- **Objective**: Wherever the word "szeptembertől" shows up in a line, please copy that line.

- **Dataset entries**:
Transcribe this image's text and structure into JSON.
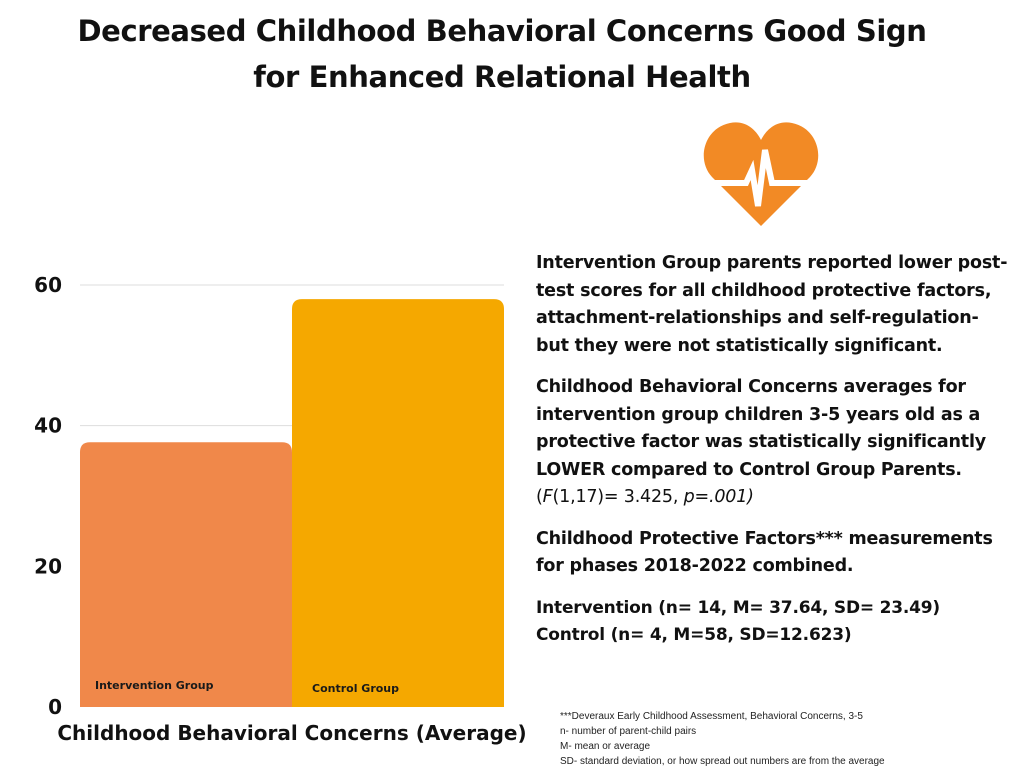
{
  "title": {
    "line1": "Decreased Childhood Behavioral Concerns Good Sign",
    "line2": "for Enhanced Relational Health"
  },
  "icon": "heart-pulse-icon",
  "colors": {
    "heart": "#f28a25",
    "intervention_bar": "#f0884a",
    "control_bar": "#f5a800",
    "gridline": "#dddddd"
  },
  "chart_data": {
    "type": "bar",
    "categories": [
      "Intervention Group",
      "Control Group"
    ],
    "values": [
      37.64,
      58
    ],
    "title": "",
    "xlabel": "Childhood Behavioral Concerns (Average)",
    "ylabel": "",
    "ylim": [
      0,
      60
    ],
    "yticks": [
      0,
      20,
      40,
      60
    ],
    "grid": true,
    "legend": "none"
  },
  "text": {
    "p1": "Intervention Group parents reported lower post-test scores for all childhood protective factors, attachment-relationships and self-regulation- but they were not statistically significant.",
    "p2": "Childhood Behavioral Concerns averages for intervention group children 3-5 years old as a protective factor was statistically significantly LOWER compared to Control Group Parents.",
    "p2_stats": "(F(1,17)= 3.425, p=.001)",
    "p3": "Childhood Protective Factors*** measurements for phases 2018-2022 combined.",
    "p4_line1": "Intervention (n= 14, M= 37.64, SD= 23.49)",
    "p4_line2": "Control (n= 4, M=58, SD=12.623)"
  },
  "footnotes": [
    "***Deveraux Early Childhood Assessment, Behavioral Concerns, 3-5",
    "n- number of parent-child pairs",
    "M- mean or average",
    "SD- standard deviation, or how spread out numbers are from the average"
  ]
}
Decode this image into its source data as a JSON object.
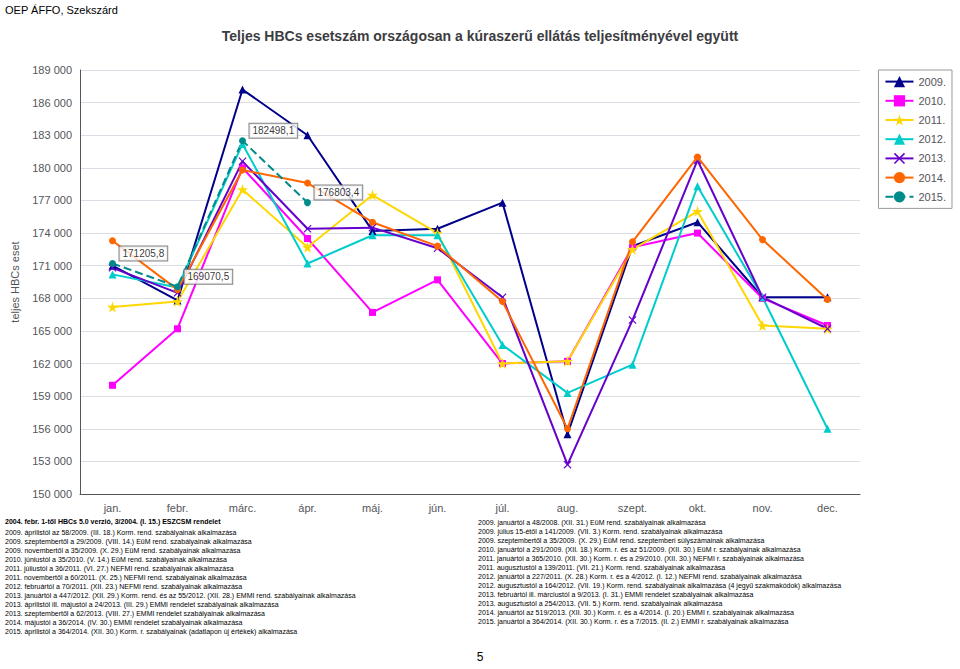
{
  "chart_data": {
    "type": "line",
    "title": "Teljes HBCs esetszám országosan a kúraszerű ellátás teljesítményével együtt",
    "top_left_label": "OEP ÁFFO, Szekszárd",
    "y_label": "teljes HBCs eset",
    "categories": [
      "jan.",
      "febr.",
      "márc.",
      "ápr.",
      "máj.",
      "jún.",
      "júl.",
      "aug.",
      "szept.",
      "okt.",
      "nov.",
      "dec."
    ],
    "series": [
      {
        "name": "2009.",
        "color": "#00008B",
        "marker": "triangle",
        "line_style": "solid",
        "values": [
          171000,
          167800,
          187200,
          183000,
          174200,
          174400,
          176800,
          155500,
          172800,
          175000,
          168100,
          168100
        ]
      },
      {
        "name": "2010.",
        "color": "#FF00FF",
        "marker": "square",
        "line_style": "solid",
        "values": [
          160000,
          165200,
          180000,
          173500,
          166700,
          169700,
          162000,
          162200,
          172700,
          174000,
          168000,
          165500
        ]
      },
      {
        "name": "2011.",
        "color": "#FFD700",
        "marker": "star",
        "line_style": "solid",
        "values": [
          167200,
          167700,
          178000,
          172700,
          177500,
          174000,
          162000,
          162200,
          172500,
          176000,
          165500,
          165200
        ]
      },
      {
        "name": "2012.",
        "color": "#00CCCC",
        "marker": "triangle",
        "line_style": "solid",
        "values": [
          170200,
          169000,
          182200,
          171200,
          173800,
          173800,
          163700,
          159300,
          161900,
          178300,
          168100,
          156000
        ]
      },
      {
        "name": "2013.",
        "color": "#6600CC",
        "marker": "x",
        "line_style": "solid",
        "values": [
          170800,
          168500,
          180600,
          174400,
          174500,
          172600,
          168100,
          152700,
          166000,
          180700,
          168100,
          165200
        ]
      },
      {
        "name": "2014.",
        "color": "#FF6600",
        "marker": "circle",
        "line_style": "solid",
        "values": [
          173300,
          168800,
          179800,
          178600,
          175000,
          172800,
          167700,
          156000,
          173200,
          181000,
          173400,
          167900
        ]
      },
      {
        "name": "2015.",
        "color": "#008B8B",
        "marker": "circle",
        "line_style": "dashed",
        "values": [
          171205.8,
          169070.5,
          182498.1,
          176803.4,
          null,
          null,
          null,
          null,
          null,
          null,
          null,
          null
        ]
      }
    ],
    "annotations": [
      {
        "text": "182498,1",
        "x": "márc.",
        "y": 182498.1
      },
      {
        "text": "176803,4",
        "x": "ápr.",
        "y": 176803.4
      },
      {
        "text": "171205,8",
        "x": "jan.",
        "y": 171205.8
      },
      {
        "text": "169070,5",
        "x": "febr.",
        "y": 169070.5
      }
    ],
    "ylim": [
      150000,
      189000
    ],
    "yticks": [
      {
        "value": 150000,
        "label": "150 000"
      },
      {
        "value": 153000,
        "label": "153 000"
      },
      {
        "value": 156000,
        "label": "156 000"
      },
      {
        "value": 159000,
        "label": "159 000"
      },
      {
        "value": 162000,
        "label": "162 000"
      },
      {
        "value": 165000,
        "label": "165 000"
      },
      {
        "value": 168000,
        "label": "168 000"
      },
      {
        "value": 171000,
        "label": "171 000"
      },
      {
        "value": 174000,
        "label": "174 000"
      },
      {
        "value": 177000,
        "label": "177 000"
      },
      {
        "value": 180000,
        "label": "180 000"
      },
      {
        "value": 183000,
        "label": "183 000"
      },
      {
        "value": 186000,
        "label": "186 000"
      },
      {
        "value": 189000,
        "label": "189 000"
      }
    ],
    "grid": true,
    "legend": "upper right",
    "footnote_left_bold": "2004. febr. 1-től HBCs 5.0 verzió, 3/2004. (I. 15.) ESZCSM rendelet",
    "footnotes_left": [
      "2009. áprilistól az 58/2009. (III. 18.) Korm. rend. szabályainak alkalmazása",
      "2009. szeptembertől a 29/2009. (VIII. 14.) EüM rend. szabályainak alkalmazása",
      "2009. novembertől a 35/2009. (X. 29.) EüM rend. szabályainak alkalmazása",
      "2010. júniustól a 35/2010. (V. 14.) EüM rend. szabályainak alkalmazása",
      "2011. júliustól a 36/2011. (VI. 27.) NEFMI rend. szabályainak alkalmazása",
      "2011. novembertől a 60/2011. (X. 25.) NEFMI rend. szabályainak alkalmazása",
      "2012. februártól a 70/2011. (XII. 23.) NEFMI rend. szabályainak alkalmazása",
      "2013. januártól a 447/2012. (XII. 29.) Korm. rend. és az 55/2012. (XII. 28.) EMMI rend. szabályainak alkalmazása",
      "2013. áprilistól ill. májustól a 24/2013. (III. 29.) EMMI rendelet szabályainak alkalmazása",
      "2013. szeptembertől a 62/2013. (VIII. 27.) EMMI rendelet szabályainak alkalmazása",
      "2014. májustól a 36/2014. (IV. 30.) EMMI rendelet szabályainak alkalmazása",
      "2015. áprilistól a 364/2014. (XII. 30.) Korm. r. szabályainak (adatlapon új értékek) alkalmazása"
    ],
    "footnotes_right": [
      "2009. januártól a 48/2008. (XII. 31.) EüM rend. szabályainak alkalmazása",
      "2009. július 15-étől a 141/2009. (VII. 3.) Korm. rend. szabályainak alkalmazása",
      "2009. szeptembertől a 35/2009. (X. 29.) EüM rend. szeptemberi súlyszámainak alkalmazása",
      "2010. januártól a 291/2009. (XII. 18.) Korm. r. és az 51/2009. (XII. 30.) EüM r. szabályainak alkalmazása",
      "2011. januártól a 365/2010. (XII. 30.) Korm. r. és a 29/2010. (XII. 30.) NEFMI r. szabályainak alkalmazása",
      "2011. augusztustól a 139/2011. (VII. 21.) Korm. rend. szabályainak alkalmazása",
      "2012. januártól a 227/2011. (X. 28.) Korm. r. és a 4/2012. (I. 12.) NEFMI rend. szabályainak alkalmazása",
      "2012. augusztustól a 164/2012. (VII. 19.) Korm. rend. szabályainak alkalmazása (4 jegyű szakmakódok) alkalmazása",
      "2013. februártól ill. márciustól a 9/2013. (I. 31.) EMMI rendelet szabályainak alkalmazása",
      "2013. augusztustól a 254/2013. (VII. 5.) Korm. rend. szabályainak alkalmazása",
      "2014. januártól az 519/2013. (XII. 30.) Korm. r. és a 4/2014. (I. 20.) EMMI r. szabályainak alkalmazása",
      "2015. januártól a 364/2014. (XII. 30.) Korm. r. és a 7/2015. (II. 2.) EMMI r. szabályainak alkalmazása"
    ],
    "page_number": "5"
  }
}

---

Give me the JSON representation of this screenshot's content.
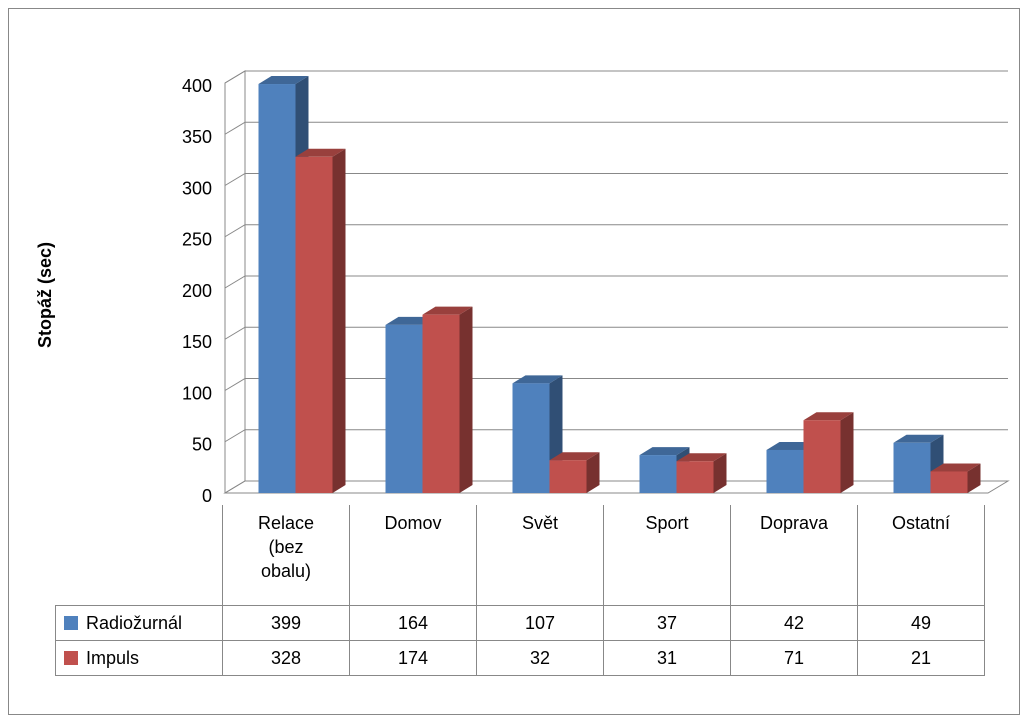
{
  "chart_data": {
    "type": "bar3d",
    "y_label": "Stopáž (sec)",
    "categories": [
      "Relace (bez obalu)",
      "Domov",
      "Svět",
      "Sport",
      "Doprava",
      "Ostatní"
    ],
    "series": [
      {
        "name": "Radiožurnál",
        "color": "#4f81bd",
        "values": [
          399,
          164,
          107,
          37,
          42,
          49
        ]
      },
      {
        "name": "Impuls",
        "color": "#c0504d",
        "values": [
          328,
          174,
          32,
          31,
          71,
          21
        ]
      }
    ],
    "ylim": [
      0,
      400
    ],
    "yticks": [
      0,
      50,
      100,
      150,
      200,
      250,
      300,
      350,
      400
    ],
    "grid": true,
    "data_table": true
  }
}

==

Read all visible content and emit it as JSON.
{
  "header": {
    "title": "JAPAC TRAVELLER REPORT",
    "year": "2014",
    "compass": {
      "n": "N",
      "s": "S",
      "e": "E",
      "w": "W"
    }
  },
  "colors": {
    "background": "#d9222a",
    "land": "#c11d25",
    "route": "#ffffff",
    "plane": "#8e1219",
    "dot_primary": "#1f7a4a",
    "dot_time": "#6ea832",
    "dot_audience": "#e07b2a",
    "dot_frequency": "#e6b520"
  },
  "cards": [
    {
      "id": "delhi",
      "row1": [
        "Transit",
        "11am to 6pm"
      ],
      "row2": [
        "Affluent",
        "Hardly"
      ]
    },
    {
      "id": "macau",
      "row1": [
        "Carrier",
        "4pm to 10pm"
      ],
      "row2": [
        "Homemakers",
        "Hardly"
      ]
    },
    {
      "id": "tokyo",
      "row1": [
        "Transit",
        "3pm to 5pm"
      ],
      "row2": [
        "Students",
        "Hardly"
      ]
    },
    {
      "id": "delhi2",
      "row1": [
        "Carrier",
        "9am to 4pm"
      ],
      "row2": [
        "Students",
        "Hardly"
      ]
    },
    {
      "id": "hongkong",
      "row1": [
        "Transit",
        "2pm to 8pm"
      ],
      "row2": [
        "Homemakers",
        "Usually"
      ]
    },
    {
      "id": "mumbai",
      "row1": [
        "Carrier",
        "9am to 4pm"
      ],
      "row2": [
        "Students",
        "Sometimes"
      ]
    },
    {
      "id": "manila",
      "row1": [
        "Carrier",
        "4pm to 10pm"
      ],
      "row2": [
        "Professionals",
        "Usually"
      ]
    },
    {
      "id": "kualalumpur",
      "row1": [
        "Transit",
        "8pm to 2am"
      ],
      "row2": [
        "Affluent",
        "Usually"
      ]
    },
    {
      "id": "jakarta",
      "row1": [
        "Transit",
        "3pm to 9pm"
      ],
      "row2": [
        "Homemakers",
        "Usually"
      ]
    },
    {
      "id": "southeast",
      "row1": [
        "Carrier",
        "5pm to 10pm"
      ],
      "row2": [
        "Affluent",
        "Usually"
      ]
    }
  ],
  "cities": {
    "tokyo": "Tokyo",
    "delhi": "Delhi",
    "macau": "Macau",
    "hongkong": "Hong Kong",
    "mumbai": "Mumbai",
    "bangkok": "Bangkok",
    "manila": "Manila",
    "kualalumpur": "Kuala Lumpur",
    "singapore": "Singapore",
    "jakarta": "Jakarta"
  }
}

- **Written answer**:
      "2009. szeptembertől a 29/2009. (VIII. 14.) EüM rend. szabályainak alkalmazása",
      "2013. szeptembertől a 62/2013. (VIII. 27.) EMMI rendelet szabályainak alkalmazása",
      "2009. szeptembertől a 35/2009. (X. 29.) EüM rend. szeptemberi súlyszámainak alkalmazása",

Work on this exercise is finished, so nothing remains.